Exercise aim —
Search the data below for the word "Dilemma" and copy each line that holds it.

╭─ Stored data

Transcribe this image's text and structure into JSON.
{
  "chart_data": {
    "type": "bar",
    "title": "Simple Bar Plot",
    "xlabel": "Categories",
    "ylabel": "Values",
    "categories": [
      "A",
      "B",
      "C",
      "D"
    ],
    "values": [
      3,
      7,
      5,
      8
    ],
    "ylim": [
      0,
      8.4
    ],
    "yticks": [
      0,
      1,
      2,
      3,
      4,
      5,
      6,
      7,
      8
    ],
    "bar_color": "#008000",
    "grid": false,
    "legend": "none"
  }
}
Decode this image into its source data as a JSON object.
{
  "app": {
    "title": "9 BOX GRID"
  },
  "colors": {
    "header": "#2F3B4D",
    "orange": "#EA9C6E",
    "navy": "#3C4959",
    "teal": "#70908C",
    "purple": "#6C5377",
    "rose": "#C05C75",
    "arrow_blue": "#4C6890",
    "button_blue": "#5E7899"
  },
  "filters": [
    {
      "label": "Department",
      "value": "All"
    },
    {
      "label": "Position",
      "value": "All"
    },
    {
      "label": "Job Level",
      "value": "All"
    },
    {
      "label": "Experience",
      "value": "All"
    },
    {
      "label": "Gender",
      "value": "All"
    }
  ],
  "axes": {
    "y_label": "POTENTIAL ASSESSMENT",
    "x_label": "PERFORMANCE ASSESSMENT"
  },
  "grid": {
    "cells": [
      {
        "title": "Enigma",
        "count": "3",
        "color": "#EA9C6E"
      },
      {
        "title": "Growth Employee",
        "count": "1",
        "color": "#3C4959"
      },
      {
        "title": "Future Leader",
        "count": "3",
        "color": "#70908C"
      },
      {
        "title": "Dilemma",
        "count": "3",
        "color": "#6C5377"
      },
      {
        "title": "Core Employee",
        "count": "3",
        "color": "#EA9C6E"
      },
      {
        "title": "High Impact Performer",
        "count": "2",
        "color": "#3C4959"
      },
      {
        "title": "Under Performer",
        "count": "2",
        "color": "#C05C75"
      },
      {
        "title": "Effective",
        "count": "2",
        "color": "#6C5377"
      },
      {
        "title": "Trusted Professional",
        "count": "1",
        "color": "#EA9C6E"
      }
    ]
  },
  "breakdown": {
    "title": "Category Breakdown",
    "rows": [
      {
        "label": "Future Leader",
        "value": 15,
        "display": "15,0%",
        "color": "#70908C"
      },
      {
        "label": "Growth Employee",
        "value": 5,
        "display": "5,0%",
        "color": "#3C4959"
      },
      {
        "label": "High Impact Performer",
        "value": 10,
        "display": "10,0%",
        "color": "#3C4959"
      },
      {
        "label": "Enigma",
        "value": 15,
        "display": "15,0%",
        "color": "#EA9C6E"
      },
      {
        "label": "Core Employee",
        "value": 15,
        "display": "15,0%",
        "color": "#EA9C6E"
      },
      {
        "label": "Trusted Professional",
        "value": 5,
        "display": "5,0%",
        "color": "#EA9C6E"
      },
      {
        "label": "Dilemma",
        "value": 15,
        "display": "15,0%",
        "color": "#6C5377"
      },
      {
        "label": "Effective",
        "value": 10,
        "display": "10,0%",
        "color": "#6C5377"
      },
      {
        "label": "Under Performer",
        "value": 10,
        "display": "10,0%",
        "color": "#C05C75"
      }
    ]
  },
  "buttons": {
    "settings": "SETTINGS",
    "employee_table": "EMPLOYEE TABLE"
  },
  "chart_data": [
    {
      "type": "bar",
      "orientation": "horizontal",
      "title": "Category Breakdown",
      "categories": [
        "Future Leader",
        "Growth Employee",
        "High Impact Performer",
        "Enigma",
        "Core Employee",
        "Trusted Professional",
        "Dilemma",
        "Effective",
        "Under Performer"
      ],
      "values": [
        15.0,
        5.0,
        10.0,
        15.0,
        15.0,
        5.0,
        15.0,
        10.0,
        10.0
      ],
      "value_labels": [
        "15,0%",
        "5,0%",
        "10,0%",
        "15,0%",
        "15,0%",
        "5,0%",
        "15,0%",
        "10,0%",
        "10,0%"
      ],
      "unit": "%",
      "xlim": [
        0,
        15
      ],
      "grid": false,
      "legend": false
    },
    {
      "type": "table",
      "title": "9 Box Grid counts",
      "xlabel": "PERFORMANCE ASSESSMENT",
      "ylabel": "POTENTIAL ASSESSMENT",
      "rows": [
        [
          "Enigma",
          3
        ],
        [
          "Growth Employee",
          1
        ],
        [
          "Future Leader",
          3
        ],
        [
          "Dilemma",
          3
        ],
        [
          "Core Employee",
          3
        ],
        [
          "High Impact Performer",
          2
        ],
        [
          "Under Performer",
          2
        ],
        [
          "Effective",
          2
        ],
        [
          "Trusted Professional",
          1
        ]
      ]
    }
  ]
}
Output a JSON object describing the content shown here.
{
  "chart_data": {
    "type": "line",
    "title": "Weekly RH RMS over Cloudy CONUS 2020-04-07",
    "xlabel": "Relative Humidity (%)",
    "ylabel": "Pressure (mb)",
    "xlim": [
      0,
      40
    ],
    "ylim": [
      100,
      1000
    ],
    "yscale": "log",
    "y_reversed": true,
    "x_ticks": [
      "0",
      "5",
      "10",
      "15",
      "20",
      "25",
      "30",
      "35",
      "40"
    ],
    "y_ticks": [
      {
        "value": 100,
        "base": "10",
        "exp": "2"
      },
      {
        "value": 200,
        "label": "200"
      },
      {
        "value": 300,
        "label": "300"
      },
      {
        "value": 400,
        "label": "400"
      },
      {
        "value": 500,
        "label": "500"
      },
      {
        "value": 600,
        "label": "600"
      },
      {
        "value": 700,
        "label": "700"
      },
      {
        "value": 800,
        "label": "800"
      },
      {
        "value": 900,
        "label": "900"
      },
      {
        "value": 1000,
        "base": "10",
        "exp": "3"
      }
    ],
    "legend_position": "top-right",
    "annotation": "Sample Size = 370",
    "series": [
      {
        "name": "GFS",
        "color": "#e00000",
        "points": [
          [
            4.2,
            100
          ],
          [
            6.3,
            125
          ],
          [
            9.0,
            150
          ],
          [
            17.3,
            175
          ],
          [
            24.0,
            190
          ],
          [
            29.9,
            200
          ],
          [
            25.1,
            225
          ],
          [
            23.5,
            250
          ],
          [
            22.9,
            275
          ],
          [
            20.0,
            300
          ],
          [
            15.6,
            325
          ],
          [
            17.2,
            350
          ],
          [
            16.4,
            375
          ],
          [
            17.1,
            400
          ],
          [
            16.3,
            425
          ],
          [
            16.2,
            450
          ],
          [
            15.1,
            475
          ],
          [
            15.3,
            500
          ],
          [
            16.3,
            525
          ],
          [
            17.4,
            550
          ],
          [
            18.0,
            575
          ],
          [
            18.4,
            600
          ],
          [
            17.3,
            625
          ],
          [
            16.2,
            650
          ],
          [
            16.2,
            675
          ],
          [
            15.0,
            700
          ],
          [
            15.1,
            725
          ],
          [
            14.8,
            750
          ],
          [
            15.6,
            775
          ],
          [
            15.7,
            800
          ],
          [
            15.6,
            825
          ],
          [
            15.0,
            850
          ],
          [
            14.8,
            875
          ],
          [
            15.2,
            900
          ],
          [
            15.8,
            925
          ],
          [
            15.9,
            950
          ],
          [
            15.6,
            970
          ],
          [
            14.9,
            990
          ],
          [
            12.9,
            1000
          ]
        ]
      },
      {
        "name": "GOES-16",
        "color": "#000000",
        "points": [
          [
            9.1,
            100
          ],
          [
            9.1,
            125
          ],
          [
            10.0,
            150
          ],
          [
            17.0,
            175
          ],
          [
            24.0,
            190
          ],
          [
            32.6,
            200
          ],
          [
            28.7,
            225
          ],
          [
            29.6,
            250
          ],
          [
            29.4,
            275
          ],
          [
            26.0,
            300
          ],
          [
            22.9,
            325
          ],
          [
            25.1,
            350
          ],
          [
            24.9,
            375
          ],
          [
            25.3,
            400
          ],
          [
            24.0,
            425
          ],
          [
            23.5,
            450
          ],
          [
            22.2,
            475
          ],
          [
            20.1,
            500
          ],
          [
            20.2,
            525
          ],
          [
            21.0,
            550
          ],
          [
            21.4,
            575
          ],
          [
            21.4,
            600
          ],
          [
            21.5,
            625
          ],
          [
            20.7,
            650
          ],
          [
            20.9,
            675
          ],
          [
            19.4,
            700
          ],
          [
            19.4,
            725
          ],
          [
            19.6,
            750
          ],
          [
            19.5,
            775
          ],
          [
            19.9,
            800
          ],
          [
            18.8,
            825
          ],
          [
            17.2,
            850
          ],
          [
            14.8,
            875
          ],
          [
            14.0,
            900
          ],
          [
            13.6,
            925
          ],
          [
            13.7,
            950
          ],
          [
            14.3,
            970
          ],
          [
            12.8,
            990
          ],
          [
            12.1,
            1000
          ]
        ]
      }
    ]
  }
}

╰─

Result below —
        "title": "Dilemma",
        "label": "Dilemma",
        "Dilemma",
          "Dilemma",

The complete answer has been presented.